Do this |
Gather each line of the records where "from" appears.

Collected data:
## Start

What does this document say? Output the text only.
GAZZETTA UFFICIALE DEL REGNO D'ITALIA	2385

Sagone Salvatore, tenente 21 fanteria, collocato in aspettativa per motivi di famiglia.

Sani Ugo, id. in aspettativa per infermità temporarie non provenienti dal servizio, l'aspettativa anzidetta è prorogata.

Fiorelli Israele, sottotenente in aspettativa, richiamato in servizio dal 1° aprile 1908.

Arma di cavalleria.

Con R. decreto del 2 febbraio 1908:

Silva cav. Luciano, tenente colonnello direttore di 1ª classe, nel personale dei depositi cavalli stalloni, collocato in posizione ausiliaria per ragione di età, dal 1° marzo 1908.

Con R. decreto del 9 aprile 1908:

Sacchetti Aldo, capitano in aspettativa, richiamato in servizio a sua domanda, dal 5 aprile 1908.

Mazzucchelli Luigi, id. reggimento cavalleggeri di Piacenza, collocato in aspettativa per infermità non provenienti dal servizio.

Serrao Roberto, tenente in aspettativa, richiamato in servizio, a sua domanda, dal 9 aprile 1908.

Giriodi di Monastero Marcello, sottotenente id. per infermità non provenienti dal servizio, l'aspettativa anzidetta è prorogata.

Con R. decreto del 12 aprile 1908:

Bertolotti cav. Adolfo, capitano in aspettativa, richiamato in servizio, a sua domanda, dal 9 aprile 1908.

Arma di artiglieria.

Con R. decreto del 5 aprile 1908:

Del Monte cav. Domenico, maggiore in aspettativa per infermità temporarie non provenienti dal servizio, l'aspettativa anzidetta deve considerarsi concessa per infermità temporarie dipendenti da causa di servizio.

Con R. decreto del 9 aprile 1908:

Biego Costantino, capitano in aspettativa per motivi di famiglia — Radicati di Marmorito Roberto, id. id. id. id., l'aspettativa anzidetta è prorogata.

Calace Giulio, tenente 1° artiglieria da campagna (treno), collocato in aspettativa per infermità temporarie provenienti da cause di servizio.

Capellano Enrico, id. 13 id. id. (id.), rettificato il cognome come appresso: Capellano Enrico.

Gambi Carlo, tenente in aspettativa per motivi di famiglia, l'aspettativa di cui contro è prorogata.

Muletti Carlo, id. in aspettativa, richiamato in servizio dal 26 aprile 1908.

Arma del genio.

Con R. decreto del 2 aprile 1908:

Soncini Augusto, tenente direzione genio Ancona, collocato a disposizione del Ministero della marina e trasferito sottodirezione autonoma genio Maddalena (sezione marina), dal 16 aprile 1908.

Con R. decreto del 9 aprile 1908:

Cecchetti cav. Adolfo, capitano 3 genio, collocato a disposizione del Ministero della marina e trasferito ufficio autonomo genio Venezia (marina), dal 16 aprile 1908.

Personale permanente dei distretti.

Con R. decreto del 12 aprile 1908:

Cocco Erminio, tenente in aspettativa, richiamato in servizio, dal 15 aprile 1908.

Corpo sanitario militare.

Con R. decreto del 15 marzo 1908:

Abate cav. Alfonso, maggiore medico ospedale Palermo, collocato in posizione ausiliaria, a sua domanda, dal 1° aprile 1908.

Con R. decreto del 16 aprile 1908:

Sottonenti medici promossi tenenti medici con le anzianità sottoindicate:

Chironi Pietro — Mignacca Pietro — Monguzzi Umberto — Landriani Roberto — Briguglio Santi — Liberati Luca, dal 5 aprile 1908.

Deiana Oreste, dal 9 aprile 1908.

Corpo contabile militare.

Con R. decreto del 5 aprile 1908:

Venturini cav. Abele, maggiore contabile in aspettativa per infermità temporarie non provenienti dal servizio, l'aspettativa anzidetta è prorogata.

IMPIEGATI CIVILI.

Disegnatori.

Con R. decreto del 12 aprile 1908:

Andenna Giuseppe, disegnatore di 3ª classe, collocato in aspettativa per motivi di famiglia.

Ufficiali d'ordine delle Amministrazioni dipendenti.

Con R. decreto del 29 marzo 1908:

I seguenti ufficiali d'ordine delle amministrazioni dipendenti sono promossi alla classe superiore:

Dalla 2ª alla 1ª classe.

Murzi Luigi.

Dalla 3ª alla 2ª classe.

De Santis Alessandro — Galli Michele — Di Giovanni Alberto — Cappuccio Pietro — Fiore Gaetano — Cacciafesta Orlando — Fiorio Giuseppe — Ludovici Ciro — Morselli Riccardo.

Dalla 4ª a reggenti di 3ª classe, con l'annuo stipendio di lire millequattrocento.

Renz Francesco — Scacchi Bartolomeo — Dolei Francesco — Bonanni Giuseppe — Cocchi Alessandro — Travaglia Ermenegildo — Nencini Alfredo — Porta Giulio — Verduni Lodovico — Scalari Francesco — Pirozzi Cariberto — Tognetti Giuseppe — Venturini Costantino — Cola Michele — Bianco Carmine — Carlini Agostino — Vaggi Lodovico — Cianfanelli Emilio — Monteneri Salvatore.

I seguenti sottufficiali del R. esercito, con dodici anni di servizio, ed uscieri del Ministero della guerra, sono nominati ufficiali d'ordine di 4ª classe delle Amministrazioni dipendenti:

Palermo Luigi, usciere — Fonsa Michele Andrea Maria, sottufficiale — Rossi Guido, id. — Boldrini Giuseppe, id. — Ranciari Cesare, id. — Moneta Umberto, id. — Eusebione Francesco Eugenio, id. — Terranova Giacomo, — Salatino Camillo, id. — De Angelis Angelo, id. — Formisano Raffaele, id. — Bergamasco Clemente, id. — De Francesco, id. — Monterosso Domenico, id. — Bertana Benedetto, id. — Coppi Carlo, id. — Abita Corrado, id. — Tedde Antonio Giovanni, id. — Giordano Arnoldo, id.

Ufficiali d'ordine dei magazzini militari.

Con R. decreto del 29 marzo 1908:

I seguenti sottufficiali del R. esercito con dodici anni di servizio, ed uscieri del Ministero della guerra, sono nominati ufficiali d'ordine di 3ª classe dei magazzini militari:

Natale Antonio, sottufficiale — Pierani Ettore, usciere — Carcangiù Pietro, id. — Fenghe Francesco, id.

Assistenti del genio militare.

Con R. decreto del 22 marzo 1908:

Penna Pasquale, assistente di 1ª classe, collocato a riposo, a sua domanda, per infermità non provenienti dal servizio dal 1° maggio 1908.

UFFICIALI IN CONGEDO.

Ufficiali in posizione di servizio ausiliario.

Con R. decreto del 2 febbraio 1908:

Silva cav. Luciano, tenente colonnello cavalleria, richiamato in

## End
## Start

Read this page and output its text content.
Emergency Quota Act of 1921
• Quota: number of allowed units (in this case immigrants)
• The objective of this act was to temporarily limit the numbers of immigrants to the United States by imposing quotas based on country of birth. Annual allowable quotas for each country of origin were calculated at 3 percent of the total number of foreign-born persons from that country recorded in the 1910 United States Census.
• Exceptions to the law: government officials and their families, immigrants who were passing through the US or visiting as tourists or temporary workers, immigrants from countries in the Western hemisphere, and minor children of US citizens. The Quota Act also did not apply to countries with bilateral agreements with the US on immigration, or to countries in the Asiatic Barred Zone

## End
## Start

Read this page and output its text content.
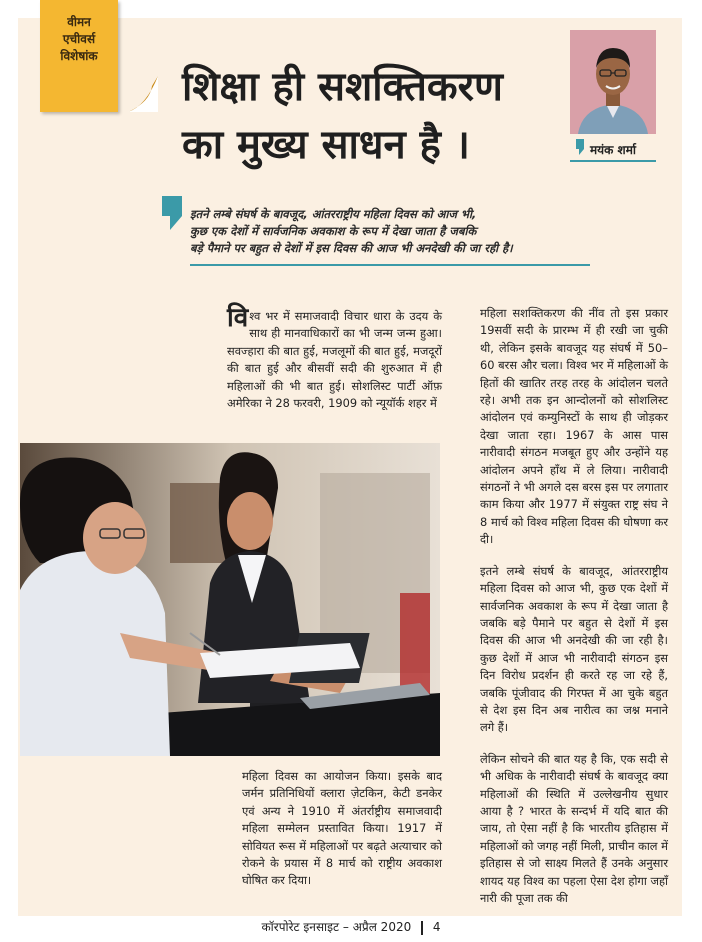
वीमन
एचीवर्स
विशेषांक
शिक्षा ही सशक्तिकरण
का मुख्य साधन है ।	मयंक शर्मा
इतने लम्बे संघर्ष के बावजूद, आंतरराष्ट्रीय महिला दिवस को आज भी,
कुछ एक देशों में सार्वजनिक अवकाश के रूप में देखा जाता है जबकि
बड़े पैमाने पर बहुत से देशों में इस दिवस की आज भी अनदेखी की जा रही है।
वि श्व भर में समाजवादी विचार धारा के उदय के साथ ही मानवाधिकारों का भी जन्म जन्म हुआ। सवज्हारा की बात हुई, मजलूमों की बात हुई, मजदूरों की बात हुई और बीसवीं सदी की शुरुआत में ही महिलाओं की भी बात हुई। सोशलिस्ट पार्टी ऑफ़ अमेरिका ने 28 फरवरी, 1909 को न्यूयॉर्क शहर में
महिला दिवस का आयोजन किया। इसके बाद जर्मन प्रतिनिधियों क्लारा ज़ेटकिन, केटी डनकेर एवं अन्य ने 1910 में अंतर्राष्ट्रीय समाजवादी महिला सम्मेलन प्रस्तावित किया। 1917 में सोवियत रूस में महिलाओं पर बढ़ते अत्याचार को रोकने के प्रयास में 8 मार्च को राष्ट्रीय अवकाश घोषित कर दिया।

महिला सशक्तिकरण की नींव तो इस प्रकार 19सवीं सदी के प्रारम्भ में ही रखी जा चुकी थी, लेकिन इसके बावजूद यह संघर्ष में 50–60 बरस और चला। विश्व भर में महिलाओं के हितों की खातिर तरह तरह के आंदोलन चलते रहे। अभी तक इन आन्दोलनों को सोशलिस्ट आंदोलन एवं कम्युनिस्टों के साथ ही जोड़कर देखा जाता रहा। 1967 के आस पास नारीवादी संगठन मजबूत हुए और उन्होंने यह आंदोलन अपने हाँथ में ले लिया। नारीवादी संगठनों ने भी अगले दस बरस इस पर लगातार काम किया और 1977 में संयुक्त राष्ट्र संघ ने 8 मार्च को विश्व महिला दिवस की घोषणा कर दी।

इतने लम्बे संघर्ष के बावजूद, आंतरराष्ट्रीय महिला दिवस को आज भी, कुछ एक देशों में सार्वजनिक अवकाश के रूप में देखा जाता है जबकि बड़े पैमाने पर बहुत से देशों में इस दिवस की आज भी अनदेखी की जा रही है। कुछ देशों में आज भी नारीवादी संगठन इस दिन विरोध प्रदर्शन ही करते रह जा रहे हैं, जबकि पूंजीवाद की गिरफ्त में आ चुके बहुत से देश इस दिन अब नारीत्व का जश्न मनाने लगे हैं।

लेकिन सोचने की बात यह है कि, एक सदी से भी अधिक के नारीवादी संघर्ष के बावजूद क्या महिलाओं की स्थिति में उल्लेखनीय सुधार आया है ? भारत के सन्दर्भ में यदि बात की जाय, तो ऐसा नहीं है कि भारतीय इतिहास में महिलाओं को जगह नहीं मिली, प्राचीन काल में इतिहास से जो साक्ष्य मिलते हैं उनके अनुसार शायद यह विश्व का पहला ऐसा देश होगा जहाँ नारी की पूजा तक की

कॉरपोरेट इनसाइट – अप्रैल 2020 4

## End

The answer |
• The objective of this act was to temporarily limit the numbers of immigrants to the United States by imposing quotas based on country of birth. Annual allowable quotas for each country of origin were calculated at 3 percent of the total number of foreign-born persons from that country recorded in the 1910 United States Census.
• Exceptions to the law: government officials and their families, immigrants who were passing through the US or visiting as tourists or temporary workers, immigrants from countries in the Western hemisphere, and minor children of US citizens. The Quota Act also did not apply to countries with bilateral agreements with the US on immigration, or to countries in the Asiatic Barred Zone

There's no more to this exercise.